PROBLEMS:
#1 Repeat the filing excerpt word for word, starting at "The Company does" and ending at "to its operations.".
#2 For each statement, say yes or no to whether it agrees with the filing excerpt, and quote the excerpt's words that decide it: (a) Revenue from the sale of a franchise is recognized when the franchise agreement is signed. (b) The Form 10-KSB for the fiscal year ended June 30, 2004 was filed with the Securities and Exchange Commission on September 28, 2004. (c) Revenue from the sale of master licenses is recognized upon signing the Agreement.
══ EXTRACT ══
The Company and its subsidiaries are subject to other litigation in the ordinary course of business, including contract, franchisee and employment-related litigation. In the course of enforcing its rights under existing and former franchisee agreements, the Company is subject to complaints and letters threatening litigation concerning the interpretation and applicability of these agreements, particularly in cases involving defaults and terminations of franchises.

 

The Company does not believe that any of the above proceedings will result in material judgments against the Company.  There can be no assurance, however, that these suits will ultimately be decided in its favor.  Any one of these suits may result in a material judgment against the Company, which could cause material adverse consequences to its operations.

 

ITEM 2. MANAGEMENT’S DISCUSSION AND ANALYSIS OR PLAN OF OPERATION

 

Introduction

 

The following discussion and analysis or plan of operation of Precision Auto Care, Inc. (the “Company”) should be read in conjunction with the unaudited interim consolidated financial statements and notes thereto included in “Item 1. - Financial Statements” of this quarterly report and the audited consolidated financial statements and notes thereto and the section titled “Item 6. - Management’s Discussion and Analysis of Financial Condition and Results of Operations” in the Company’s annual report on Form 10-KSB for the fiscal year ended June 30, 2004 filed with the Securities and Exchange Commission on September 28, 2004.  Historical results and percentage relationships set forth herein are not necessarily indicative of future operations.

 

Critical Accounting Estimates

 

The following is a summary of the Company’s critical accounting policies.  These critical accounting policies require estimates and assumptions that affect the amounts of assets, liabilities, revenues and expenses reported in the consolidated financial statements.  Due to their nature, estimates involve judgments based on available information.  Actual results or amounts could differ from estimates and the difference could have a material impact on the consolidated financial statements.  Therefore, understanding these policies is important in understanding the reported results of operations and the financial position of the Company.

 

Revenue Recognition

 

The Company’s royalty revenue is recognized as earned in accordance with the specific terms of each agreement and to the extent no known issues involving collection exist.  In the case when revenues are not likely to be collected, the Company provides for estimated losses.  This estimate is based upon our historical experience as well as a detailed review of our receivable balances.

 

Revenue from the sale of a franchise is recognized upon the opening of the franchised center.

 

The Company enters into domestic Area Development agreements and international Master License agreements (Agreements) which grant the area developer and master licensor, respectively, the right to sell, on the Company’s behalf, Precision Tune Auto Care franchises and Precision Lube Express franchises within a specific geographic region.  Revenue from the sale of Area Development agreements is recognized as all material services or conditions related to the sale are satisfied.  Revenue from the sale of master licenses is recognized upon signing the Agreement since the Company is not required to support the international franchises as there is no contractual agreement between the Company and the international franchisees.
═══
══ EXTRACTED RECORDS ══
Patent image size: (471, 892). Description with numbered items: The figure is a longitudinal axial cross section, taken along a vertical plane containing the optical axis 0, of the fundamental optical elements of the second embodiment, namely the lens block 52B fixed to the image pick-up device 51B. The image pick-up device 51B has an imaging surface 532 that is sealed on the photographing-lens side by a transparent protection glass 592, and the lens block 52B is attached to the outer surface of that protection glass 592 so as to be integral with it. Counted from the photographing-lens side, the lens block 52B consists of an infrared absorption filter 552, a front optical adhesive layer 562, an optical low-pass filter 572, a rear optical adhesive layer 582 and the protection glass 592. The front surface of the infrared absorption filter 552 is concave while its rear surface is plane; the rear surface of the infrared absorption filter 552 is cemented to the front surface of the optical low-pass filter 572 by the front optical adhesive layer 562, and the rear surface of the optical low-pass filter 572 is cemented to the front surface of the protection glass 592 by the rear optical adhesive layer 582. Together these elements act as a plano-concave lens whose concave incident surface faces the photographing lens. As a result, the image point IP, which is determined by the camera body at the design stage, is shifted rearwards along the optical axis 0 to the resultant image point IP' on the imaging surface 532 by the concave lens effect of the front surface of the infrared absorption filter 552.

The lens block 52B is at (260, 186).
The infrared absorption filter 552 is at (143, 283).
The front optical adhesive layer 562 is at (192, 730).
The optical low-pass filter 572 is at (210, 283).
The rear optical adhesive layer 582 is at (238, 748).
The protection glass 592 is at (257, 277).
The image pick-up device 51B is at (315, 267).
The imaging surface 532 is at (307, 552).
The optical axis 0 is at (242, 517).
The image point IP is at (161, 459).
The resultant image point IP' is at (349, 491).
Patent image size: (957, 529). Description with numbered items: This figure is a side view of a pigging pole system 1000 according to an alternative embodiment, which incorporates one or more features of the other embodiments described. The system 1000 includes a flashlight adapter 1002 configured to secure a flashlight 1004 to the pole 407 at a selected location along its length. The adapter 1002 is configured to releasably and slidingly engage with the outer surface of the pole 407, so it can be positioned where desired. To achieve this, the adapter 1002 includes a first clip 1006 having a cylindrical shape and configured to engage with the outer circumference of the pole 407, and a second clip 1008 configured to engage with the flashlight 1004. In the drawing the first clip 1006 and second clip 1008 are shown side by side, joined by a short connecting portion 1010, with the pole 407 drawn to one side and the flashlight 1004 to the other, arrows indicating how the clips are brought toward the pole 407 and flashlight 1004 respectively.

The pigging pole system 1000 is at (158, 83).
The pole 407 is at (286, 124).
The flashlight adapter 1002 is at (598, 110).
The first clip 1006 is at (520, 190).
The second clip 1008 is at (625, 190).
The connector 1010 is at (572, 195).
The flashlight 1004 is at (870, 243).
═══
EXERCISE SOLUTIONS:
#1
The Company does not believe that any of the above proceedings will result in material judgments against the Company.  There can be no assurance, however, that these suits will ultimately be decided in its favor.  Any one of these suits may result in a material judgment against the Company, which could cause material adverse consequences to its operations.

#2
(a) No: "Revenue from the sale of a franchise is recognized upon the opening of the franchised center."
(b) Yes: "for the fiscal year ended June 30, 2004 filed with the Securities and Exchange Commission on September 28, 2004"
(c) Yes: "Revenue from the sale of master licenses is recognized upon signing the Agreement"